- _EXTRACTED INFORMATION_:
────────────────

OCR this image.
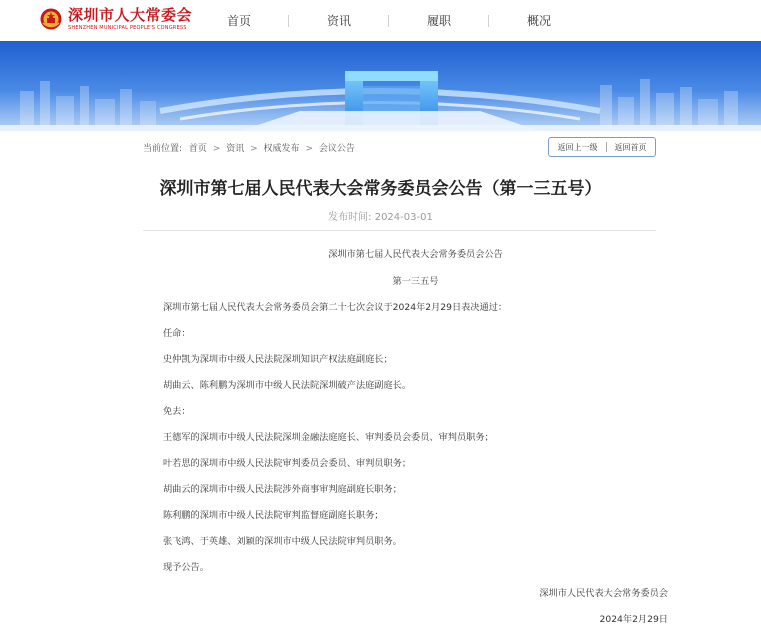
深圳市人大常委会
SHENZHEN MUNICIPAL PEOPLE'S CONGRESS	首页	资讯	履职	概况
当前位置: 首页 > 资讯 > 权威发布 > 会议公告	返回上一级	返回首页
深圳市第七届人民代表大会常务委员会公告（第一三五号）
发布时间: 2024-03-01
深圳市第七届人民代表大会常务委员会公告
第一三五号
深圳市第七届人民代表大会常务委员会第二十七次会议于2024年2月29日表决通过：
任命：
史仲凯为深圳市中级人民法院深圳知识产权法庭副庭长；
胡曲云、陈利鹏为深圳市中级人民法院深圳破产法庭副庭长。
免去：
王德军的深圳市中级人民法院深圳金融法庭庭长、审判委员会委员、审判员职务；
叶若思的深圳市中级人民法院审判委员会委员、审判员职务；
胡曲云的深圳市中级人民法院涉外商事审判庭副庭长职务；
陈利鹏的深圳市中级人民法院审判监督庭副庭长职务；
张飞鸿、于英雄、刘颖的深圳市中级人民法院审判员职务。
现予公告。
深圳市人民代表大会常务委员会
2024年2月29日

────────────────

- _WORK TO BE COMPLETED_: Tell how many lines in the material above include the word "深圳市第七届人民代表大会常务委员会公告", giving the number only.

- _WRITTEN REPLY_: 2